WORK TO BE COMPLETED
Give all of the lines again, with nothing added or dropped.

GIVEN RECORDS
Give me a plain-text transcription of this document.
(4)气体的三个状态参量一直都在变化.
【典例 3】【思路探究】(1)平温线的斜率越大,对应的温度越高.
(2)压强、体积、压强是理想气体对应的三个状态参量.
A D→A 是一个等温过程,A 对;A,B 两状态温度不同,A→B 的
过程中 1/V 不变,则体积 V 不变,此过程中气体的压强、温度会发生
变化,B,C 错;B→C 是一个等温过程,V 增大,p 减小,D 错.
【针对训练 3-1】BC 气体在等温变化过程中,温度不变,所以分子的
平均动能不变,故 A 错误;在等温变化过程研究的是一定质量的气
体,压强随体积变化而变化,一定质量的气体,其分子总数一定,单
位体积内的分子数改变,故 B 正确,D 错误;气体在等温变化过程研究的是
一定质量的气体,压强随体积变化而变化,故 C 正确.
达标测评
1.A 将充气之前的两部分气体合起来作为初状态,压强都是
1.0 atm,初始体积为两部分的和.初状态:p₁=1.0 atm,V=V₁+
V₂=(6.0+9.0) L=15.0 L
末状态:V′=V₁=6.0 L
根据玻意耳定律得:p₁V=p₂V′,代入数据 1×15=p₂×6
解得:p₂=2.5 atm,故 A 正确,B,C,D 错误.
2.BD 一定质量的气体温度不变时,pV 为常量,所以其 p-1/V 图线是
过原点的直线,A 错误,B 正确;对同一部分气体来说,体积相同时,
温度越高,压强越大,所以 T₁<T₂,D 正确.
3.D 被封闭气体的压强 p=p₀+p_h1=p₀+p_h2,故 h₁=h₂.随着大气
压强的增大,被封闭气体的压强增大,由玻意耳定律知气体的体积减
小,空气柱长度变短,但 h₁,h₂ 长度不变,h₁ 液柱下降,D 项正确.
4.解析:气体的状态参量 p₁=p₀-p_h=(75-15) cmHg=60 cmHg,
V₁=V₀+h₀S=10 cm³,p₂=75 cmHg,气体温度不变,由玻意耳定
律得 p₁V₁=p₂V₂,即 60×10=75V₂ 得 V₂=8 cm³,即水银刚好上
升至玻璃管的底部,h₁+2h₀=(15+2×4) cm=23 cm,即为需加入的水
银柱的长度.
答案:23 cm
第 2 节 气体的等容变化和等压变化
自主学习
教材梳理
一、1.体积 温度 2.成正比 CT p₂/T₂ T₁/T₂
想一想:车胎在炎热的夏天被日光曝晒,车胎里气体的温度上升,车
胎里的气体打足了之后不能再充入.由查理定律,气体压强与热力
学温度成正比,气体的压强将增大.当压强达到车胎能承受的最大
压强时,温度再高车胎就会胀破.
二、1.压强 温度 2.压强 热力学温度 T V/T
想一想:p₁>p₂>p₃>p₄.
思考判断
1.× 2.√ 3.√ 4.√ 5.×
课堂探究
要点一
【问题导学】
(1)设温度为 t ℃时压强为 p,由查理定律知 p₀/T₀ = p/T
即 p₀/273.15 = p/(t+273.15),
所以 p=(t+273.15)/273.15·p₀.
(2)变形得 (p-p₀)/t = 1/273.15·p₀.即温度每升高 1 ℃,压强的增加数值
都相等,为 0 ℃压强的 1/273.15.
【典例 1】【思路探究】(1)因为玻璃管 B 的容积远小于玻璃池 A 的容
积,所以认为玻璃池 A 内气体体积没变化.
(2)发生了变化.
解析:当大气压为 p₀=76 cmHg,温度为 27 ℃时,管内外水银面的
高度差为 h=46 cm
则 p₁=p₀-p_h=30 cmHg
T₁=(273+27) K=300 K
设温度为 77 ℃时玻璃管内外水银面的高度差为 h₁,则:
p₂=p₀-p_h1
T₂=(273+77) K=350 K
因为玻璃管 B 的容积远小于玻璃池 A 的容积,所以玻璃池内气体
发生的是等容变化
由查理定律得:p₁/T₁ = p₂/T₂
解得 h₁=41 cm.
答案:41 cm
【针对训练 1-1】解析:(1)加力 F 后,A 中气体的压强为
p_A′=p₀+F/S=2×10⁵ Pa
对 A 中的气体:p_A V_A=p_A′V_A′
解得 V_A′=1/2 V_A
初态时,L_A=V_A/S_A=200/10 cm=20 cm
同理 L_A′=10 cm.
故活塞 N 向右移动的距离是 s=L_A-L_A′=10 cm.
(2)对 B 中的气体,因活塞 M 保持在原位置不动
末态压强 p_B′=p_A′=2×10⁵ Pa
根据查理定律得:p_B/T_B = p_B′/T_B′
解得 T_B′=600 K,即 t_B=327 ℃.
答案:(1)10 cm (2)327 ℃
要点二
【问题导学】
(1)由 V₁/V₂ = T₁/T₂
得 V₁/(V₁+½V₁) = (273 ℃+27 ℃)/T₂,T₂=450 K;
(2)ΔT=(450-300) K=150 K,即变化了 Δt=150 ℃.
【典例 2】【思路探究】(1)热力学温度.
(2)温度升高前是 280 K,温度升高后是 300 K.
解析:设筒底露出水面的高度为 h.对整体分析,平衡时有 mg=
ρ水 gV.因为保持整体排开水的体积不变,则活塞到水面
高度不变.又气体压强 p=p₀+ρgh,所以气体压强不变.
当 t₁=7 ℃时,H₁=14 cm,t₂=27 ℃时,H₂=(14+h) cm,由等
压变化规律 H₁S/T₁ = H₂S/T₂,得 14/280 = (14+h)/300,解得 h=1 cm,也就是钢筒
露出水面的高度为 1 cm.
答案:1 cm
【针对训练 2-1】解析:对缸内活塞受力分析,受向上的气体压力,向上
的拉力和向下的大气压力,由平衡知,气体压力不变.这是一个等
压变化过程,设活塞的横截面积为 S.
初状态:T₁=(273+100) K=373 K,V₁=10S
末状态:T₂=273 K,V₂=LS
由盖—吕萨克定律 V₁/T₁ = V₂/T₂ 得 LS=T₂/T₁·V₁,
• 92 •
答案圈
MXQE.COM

SOLVED PROBLEM
Give me a plain-text transcription of this document.
(4)气体的三个状态参量一直都在变化.
【典例 3】【思路探究】(1)平温线的斜率越大,对应的温度越高.
(2)压强、体积、压强是理想气体对应的三个状态参量.
A D→A 是一个等温过程,A 对;A,B 两状态温度不同,A→B 的
过程中 1/V 不变,则体积 V 不变,此过程中气体的压强、温度会发生
变化,B,C 错;B→C 是一个等温过程,V 增大,p 减小,D 错.
【针对训练 3-1】BC 气体在等温变化过程中,温度不变,所以分子的
平均动能不变,故 A 错误;在等温变化过程研究的是一定质量的气
体,压强随体积变化而变化,一定质量的气体,其分子总数一定,单
位体积内的分子数改变,故 B 正确,D 错误;气体在等温变化过程研究的是
一定质量的气体,压强随体积变化而变化,故 C 正确.
达标测评
1.A 将充气之前的两部分气体合起来作为初状态,压强都是
1.0 atm,初始体积为两部分的和.初状态:p₁=1.0 atm,V=V₁+
V₂=(6.0+9.0) L=15.0 L
末状态:V′=V₁=6.0 L
根据玻意耳定律得:p₁V=p₂V′,代入数据 1×15=p₂×6
解得:p₂=2.5 atm,故 A 正确,B,C,D 错误.
2.BD 一定质量的气体温度不变时,pV 为常量,所以其 p-1/V 图线是
过原点的直线,A 错误,B 正确;对同一部分气体来说,体积相同时,
温度越高,压强越大,所以 T₁<T₂,D 正确.
3.D 被封闭气体的压强 p=p₀+p_h1=p₀+p_h2,故 h₁=h₂.随着大气
压强的增大,被封闭气体的压强增大,由玻意耳定律知气体的体积减
小,空气柱长度变短,但 h₁,h₂ 长度不变,h₁ 液柱下降,D 项正确.
4.解析:气体的状态参量 p₁=p₀-p_h=(75-15) cmHg=60 cmHg,
V₁=V₀+h₀S=10 cm³,p₂=75 cmHg,气体温度不变,由玻意耳定
律得 p₁V₁=p₂V₂,即 60×10=75V₂ 得 V₂=8 cm³,即水银刚好上
升至玻璃管的底部,h₁+2h₀=(15+2×4) cm=23 cm,即为需加入的水
银柱的长度.
答案:23 cm
第 2 节 气体的等容变化和等压变化
自主学习
教材梳理
一、1.体积 温度 2.成正比 CT p₂/T₂ T₁/T₂
想一想:车胎在炎热的夏天被日光曝晒,车胎里气体的温度上升,车
胎里的气体打足了之后不能再充入.由查理定律,气体压强与热力
学温度成正比,气体的压强将增大.当压强达到车胎能承受的最大
压强时,温度再高车胎就会胀破.
二、1.压强 温度 2.压强 热力学温度 T V/T
想一想:p₁>p₂>p₃>p₄.
思考判断
1.× 2.√ 3.√ 4.√ 5.×
课堂探究
要点一
【问题导学】
(1)设温度为 t ℃时压强为 p,由查理定律知 p₀/T₀ = p/T
即 p₀/273.15 = p/(t+273.15),
所以 p=(t+273.15)/273.15·p₀.
(2)变形得 (p-p₀)/t = 1/273.15·p₀.即温度每升高 1 ℃,压强的增加数值
都相等,为 0 ℃压强的 1/273.15.
【典例 1】【思路探究】(1)因为玻璃管 B 的容积远小于玻璃池 A 的容
积,所以认为玻璃池 A 内气体体积没变化.
(2)发生了变化.
解析:当大气压为 p₀=76 cmHg,温度为 27 ℃时,管内外水银面的
高度差为 h=46 cm
则 p₁=p₀-p_h=30 cmHg
T₁=(273+27) K=300 K
设温度为 77 ℃时玻璃管内外水银面的高度差为 h₁,则:
p₂=p₀-p_h1
T₂=(273+77) K=350 K
因为玻璃管 B 的容积远小于玻璃池 A 的容积,所以玻璃池内气体
发生的是等容变化
由查理定律得:p₁/T₁ = p₂/T₂
解得 h₁=41 cm.
答案:41 cm
【针对训练 1-1】解析:(1)加力 F 后,A 中气体的压强为
p_A′=p₀+F/S=2×10⁵ Pa
对 A 中的气体:p_A V_A=p_A′V_A′
解得 V_A′=1/2 V_A
初态时,L_A=V_A/S_A=200/10 cm=20 cm
同理 L_A′=10 cm.
故活塞 N 向右移动的距离是 s=L_A-L_A′=10 cm.
(2)对 B 中的气体,因活塞 M 保持在原位置不动
末态压强 p_B′=p_A′=2×10⁵ Pa
根据查理定律得:p_B/T_B = p_B′/T_B′
解得 T_B′=600 K,即 t_B=327 ℃.
答案:(1)10 cm (2)327 ℃
要点二
【问题导学】
(1)由 V₁/V₂ = T₁/T₂
得 V₁/(V₁+½V₁) = (273 ℃+27 ℃)/T₂,T₂=450 K;
(2)ΔT=(450-300) K=150 K,即变化了 Δt=150 ℃.
【典例 2】【思路探究】(1)热力学温度.
(2)温度升高前是 280 K,温度升高后是 300 K.
解析:设筒底露出水面的高度为 h.对整体分析,平衡时有 mg=
ρ水 gV.因为保持整体排开水的体积不变,则活塞到水面
高度不变.又气体压强 p=p₀+ρgh,所以气体压强不变.
当 t₁=7 ℃时,H₁=14 cm,t₂=27 ℃时,H₂=(14+h) cm,由等
压变化规律 H₁S/T₁ = H₂S/T₂,得 14/280 = (14+h)/300,解得 h=1 cm,也就是钢筒
露出水面的高度为 1 cm.
答案:1 cm
【针对训练 2-1】解析:对缸内活塞受力分析,受向上的气体压力,向上
的拉力和向下的大气压力,由平衡知,气体压力不变.这是一个等
压变化过程,设活塞的横截面积为 S.
初状态:T₁=(273+100) K=373 K,V₁=10S
末状态:T₂=273 K,V₂=LS
由盖—吕萨克定律 V₁/T₁ = V₂/T₂ 得 LS=T₂/T₁·V₁,
• 92 •
答案圈
MXQE.COM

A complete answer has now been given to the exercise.